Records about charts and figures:
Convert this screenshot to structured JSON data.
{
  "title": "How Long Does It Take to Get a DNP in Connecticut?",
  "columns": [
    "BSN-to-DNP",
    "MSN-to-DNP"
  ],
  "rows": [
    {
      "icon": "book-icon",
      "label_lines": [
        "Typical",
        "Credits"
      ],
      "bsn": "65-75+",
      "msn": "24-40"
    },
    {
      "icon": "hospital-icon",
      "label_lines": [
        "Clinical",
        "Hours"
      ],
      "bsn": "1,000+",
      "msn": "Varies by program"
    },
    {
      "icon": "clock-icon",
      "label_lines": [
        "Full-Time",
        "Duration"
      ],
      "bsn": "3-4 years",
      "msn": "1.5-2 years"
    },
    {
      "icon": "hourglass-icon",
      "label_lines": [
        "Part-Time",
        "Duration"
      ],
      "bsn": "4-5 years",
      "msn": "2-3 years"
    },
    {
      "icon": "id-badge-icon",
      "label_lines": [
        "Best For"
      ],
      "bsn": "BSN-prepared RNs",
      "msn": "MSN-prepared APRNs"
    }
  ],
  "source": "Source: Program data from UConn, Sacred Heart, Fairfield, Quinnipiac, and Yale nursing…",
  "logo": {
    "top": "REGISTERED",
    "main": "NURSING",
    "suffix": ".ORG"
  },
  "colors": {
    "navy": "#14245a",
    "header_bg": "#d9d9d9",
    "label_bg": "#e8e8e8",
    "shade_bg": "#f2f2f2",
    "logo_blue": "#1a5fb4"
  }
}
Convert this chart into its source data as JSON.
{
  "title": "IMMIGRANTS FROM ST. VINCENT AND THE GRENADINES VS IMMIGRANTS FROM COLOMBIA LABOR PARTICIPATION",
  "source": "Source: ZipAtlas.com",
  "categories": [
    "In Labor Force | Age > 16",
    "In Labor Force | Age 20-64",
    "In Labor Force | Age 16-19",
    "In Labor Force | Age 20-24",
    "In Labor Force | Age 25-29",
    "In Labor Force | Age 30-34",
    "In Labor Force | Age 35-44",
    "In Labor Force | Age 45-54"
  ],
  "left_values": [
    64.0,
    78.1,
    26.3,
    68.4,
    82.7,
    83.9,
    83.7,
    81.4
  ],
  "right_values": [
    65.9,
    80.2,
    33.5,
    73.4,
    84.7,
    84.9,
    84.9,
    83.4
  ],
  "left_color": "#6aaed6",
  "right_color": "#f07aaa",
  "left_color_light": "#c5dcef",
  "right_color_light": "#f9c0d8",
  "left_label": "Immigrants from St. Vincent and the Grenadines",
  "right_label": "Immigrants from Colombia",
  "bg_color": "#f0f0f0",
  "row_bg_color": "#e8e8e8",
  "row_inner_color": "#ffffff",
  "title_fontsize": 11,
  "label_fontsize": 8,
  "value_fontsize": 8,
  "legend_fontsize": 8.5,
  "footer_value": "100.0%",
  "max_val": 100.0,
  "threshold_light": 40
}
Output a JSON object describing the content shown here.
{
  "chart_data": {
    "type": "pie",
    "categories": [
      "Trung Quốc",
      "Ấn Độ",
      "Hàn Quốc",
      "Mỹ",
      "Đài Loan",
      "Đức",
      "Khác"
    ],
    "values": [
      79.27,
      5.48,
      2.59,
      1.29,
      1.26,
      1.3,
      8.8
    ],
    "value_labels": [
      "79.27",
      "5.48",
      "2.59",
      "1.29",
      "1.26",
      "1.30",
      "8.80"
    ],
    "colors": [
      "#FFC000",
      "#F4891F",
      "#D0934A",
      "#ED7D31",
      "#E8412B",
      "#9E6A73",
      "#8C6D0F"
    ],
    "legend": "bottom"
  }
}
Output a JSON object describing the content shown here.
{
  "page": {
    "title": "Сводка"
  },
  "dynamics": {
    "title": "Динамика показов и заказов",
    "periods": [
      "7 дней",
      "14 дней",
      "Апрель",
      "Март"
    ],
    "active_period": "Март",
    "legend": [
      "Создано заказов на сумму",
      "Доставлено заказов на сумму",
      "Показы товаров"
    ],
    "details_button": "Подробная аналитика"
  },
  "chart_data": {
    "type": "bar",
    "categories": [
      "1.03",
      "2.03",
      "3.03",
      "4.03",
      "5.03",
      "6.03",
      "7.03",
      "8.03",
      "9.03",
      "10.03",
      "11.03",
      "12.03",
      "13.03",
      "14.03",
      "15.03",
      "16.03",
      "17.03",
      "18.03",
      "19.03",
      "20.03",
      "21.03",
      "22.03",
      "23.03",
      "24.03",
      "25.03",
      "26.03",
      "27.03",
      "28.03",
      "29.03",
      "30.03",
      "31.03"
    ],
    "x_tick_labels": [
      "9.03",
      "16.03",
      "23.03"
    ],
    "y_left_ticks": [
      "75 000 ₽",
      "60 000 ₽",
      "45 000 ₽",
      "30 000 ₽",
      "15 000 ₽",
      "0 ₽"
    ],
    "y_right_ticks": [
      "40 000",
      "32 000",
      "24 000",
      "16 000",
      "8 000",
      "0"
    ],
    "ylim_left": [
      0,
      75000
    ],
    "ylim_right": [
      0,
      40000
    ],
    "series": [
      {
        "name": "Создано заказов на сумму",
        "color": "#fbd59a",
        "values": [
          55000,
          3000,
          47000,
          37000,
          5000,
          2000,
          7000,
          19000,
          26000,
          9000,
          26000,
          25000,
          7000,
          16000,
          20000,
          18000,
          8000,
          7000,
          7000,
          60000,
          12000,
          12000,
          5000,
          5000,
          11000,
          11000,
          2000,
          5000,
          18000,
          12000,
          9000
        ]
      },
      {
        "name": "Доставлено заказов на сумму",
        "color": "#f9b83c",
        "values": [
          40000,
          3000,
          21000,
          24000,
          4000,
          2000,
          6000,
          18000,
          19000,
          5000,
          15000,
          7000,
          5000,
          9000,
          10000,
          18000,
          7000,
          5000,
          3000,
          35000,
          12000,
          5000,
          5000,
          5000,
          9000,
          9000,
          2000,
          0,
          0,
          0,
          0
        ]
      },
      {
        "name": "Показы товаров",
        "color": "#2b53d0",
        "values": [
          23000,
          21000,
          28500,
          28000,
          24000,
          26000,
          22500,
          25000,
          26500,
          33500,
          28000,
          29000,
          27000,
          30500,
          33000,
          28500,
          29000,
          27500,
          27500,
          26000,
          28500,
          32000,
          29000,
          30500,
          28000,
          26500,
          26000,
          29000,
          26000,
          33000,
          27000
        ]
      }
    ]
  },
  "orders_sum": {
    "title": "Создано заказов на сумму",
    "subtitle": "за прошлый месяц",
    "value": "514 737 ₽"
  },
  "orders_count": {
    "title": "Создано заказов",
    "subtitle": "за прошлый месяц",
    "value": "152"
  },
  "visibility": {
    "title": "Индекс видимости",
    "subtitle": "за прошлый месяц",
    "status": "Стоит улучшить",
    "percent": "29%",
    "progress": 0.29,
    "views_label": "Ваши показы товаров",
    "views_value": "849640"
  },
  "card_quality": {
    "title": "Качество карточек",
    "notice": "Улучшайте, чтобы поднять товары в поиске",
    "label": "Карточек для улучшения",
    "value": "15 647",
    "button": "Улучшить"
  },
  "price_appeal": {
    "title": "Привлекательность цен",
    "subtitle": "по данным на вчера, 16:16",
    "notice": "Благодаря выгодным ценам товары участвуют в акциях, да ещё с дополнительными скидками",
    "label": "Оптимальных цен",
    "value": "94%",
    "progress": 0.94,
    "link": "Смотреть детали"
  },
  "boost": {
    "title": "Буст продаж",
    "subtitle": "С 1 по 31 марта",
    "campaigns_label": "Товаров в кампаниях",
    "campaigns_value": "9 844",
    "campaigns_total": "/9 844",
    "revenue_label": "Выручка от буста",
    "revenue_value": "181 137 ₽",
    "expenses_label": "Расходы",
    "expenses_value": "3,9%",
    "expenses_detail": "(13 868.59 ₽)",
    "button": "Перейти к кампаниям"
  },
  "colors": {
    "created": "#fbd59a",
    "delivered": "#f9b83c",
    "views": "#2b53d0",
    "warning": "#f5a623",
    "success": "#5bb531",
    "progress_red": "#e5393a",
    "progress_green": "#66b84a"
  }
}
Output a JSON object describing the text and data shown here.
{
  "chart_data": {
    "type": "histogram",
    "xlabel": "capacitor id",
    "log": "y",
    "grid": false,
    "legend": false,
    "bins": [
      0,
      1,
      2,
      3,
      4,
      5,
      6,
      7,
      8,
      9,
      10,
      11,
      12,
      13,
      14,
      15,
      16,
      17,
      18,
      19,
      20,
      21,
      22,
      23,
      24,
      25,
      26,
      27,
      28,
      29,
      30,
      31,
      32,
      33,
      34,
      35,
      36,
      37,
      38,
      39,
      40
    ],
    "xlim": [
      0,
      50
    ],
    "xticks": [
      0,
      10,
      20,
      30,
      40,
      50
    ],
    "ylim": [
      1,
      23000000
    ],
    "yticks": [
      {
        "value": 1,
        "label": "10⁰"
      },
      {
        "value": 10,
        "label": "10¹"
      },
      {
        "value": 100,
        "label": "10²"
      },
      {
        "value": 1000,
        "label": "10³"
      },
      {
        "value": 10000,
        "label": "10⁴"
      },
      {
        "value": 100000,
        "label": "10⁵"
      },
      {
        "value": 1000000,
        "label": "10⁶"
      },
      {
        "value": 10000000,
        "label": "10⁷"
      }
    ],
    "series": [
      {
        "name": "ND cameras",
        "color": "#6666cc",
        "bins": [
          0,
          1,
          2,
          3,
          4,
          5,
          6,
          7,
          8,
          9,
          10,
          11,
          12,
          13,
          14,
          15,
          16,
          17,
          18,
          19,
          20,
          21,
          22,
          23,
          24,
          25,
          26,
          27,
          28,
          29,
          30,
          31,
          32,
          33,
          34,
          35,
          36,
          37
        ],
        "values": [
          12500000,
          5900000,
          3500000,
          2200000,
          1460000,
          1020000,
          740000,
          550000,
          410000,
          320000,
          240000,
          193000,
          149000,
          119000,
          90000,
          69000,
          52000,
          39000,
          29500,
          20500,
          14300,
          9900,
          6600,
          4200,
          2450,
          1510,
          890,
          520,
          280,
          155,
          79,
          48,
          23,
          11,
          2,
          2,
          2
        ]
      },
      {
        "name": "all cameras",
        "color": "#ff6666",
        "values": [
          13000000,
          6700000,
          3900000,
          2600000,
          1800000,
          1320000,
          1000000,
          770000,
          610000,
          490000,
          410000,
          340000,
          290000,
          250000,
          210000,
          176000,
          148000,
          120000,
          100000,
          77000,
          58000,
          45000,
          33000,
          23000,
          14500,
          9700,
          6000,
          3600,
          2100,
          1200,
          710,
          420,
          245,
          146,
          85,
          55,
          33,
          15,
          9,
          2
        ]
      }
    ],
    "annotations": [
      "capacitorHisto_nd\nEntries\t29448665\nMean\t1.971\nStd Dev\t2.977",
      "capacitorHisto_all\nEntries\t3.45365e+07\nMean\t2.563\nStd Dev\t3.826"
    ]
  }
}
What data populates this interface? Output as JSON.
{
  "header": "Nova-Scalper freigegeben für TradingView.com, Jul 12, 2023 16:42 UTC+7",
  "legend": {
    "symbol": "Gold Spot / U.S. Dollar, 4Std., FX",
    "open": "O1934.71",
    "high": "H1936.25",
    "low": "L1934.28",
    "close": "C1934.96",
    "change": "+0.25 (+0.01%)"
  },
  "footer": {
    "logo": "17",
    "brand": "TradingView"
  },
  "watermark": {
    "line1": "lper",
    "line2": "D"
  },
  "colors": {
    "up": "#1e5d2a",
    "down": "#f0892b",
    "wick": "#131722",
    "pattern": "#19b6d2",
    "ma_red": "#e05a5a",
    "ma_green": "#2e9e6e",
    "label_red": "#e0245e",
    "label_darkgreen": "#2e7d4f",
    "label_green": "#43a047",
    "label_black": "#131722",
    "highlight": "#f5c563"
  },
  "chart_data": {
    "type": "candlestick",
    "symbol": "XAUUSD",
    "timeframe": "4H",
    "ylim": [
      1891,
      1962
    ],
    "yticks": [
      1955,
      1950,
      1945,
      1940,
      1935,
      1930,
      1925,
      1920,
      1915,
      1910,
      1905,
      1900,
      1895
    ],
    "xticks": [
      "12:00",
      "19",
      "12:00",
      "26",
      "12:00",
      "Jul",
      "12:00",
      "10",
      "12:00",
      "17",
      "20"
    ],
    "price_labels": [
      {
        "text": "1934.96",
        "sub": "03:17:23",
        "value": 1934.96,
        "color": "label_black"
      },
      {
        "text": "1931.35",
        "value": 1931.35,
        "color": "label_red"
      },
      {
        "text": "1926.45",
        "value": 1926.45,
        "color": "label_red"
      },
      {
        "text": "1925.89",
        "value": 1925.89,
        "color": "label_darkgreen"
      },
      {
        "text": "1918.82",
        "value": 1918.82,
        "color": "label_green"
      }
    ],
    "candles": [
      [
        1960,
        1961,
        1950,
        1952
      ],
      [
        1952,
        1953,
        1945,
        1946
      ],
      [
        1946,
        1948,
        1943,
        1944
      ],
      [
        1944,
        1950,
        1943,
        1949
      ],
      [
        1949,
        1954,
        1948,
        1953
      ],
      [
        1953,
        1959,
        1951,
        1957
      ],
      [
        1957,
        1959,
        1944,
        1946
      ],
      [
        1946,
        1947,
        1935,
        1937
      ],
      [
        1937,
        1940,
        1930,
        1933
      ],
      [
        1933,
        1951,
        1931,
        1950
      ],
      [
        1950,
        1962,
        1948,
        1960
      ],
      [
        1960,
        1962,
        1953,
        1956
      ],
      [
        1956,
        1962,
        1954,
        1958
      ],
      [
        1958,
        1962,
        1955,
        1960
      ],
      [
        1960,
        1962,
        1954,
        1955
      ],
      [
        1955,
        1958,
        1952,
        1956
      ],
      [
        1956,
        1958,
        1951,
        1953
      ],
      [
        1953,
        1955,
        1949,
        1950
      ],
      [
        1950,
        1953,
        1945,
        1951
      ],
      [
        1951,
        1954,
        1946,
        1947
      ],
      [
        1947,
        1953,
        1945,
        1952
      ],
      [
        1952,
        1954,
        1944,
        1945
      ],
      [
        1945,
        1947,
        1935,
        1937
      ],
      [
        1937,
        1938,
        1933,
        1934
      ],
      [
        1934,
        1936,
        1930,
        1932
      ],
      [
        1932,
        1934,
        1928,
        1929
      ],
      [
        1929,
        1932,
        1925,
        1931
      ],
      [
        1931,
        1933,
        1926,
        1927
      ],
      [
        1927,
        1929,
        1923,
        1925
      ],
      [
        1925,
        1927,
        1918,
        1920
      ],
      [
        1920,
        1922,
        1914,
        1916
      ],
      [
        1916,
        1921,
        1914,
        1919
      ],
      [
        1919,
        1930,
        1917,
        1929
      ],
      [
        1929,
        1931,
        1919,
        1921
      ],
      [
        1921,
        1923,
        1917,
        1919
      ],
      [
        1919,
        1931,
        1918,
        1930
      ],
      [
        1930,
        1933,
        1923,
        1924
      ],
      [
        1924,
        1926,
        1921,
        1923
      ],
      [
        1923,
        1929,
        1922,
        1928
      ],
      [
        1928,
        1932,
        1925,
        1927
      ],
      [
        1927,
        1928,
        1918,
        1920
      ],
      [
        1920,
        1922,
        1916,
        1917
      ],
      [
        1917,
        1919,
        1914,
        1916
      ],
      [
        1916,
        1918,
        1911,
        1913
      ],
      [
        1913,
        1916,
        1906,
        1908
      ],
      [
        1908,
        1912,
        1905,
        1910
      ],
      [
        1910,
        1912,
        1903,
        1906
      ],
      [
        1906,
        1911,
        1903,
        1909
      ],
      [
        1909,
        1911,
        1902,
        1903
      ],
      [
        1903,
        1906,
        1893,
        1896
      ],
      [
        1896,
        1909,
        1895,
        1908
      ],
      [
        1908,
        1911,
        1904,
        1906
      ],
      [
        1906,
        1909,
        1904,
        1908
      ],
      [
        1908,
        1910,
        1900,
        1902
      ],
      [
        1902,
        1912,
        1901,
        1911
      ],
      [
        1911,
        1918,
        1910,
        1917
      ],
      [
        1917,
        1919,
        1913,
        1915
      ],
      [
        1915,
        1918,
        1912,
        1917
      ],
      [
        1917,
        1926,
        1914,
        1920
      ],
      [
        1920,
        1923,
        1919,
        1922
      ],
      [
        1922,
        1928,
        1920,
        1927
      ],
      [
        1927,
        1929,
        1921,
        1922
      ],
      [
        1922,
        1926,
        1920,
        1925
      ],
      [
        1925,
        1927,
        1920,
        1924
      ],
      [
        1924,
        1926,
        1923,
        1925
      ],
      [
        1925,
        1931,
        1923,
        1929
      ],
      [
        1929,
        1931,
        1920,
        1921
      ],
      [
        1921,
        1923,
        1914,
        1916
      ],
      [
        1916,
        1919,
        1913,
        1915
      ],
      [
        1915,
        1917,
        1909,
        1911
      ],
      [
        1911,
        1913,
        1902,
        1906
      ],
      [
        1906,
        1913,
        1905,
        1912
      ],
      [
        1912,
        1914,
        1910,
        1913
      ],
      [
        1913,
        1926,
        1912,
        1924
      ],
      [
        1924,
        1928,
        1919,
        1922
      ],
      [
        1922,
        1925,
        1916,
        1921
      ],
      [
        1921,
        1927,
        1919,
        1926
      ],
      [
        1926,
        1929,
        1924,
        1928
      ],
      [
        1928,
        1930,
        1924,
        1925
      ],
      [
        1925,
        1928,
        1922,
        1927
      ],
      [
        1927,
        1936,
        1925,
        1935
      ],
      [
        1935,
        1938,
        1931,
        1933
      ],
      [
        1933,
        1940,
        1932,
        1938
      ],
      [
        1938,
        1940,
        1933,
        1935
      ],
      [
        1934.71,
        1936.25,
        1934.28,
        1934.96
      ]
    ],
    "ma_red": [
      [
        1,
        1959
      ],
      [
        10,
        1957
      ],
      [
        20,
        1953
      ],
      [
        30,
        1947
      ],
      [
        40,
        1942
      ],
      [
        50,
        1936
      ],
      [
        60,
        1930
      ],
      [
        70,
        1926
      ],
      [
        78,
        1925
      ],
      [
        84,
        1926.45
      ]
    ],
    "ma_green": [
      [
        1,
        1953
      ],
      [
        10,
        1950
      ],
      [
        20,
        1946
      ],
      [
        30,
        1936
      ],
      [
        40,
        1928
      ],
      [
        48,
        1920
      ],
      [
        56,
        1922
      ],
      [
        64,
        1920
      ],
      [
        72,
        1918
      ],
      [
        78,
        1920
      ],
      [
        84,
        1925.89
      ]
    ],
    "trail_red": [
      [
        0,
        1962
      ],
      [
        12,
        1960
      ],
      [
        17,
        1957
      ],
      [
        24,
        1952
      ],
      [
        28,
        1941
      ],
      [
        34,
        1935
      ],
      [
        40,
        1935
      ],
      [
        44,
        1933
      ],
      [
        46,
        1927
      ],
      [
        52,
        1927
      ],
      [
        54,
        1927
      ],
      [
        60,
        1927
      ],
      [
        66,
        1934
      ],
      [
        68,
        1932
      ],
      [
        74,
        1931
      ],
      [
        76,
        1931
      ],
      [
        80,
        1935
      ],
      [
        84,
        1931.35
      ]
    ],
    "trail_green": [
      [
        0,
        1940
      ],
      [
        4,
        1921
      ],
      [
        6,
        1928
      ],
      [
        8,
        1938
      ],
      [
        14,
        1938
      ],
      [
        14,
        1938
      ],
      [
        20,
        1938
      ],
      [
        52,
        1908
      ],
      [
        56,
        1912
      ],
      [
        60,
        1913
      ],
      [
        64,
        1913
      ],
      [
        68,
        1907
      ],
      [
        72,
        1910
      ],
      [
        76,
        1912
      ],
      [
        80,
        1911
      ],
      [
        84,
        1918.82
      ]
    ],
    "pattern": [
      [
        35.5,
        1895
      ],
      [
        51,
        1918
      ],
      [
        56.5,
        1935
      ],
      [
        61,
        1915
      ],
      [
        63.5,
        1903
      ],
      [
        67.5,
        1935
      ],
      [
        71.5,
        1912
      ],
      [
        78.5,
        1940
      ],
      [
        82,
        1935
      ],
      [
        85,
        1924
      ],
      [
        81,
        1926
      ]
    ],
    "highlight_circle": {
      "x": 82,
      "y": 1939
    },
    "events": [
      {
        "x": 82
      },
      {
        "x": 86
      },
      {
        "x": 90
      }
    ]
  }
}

Your task: How many of the lines above contain the string "this"? Give the number only.

Final result: 3